▶ What you have to do
Check every line below for the word "charissimi" and copy the ones that have it.

▶ Collected data

*****

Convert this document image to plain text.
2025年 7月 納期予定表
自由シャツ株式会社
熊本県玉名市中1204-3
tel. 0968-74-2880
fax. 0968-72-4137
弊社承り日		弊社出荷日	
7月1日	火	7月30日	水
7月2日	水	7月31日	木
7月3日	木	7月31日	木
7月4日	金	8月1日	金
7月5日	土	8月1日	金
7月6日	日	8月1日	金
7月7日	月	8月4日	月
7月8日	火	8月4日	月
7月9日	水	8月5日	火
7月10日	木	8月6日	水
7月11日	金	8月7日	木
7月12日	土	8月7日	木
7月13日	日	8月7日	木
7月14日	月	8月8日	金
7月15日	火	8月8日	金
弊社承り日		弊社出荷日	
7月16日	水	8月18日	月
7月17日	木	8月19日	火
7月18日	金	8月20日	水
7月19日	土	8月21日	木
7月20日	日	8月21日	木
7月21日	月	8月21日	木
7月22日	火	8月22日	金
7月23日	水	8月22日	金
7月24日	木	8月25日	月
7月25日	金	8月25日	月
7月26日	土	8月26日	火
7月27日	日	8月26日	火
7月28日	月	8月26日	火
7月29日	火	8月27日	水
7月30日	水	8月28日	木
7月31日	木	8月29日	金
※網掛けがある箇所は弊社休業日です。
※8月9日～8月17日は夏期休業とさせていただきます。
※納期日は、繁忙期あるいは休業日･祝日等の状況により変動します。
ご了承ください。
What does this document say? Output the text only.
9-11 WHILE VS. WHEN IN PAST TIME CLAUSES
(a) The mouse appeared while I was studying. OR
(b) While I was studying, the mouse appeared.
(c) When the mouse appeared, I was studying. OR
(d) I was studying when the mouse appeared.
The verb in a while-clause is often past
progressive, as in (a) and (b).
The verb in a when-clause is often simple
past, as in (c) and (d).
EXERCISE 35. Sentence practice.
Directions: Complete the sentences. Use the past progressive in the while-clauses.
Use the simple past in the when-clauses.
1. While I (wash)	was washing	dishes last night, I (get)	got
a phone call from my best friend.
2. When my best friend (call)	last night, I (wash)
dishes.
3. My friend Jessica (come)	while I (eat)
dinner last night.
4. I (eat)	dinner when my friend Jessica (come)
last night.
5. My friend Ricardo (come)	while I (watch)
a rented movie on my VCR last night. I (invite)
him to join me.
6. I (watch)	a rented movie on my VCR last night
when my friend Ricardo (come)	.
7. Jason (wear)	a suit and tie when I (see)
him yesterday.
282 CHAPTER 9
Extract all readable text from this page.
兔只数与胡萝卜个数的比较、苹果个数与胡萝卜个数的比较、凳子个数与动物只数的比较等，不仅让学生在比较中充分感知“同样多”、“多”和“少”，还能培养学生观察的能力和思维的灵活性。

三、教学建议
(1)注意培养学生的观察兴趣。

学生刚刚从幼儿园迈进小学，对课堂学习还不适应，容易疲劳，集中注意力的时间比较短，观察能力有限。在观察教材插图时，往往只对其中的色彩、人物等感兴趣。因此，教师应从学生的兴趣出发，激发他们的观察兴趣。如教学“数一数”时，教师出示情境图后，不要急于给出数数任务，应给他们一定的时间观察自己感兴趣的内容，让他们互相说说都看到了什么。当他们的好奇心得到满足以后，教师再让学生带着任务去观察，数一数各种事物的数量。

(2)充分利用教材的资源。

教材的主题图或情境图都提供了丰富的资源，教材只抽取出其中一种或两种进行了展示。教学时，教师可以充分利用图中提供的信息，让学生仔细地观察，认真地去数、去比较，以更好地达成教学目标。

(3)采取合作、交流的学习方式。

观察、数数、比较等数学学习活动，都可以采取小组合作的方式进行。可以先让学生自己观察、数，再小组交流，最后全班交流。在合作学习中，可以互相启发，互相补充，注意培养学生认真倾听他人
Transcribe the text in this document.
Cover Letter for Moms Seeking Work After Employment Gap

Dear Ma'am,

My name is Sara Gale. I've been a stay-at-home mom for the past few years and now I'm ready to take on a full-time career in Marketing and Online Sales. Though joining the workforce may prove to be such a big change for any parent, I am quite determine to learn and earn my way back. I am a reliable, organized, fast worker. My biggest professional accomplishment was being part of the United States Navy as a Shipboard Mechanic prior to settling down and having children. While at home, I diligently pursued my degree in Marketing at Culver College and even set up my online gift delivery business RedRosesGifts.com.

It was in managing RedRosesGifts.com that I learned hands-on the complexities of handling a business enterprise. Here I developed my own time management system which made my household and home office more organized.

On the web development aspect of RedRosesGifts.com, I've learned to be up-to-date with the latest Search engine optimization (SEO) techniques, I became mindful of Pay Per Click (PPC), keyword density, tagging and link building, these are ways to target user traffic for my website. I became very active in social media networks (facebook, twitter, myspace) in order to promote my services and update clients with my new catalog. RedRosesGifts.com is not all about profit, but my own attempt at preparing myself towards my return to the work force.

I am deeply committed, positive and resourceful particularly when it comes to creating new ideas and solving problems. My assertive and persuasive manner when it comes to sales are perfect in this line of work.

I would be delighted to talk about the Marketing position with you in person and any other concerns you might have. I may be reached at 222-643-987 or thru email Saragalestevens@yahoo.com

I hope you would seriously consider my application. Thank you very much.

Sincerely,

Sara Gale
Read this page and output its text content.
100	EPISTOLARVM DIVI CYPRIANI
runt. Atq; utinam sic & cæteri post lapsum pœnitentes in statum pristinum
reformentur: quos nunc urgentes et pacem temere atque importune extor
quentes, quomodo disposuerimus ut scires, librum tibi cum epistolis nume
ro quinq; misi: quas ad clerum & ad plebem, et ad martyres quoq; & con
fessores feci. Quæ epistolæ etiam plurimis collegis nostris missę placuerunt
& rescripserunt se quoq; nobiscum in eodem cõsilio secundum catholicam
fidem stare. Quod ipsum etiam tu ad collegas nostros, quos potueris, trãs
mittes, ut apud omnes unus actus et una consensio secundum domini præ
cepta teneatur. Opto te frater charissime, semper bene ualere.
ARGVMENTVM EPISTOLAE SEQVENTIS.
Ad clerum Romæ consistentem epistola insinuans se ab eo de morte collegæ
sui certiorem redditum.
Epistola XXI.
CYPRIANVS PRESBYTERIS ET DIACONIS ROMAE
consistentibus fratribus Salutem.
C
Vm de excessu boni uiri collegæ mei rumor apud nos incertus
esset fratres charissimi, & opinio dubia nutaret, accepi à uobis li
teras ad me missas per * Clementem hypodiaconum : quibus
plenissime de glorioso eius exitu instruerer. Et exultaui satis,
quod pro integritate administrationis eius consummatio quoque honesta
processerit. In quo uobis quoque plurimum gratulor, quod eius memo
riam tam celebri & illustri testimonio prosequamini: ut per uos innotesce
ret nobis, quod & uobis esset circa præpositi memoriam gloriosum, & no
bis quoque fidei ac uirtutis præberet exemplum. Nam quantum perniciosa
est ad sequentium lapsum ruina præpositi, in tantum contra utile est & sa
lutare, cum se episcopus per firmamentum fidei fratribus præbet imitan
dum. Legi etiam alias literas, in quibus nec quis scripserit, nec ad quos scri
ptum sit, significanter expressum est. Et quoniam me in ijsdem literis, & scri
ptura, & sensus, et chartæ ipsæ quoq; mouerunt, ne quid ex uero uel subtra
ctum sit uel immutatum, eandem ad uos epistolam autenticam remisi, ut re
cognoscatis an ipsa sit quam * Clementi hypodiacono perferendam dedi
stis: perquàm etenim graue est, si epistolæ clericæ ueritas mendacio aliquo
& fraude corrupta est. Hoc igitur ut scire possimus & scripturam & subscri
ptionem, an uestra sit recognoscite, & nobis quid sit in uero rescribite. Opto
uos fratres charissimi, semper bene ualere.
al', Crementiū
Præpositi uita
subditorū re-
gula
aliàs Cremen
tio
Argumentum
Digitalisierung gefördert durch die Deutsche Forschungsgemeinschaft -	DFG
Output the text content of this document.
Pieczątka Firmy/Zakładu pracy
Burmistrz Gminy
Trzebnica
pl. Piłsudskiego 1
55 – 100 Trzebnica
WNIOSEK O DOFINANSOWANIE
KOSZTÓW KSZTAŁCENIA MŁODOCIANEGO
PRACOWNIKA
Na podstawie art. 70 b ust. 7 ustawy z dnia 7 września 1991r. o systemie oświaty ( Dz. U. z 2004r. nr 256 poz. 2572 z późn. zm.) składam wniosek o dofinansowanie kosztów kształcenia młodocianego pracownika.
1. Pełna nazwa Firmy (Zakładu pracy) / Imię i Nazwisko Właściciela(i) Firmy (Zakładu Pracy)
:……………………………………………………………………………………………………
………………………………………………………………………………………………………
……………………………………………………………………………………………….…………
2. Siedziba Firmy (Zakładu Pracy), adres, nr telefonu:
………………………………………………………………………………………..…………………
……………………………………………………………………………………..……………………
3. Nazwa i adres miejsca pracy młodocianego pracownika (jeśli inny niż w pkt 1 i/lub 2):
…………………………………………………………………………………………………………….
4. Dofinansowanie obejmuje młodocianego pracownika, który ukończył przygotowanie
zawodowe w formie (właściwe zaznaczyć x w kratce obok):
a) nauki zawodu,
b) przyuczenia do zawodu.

*****

▶ Task result
esset fratres charissimi, & opinio dubia nutaret, accepi à uobis li
uos fratres charissimi, semper bene ualere.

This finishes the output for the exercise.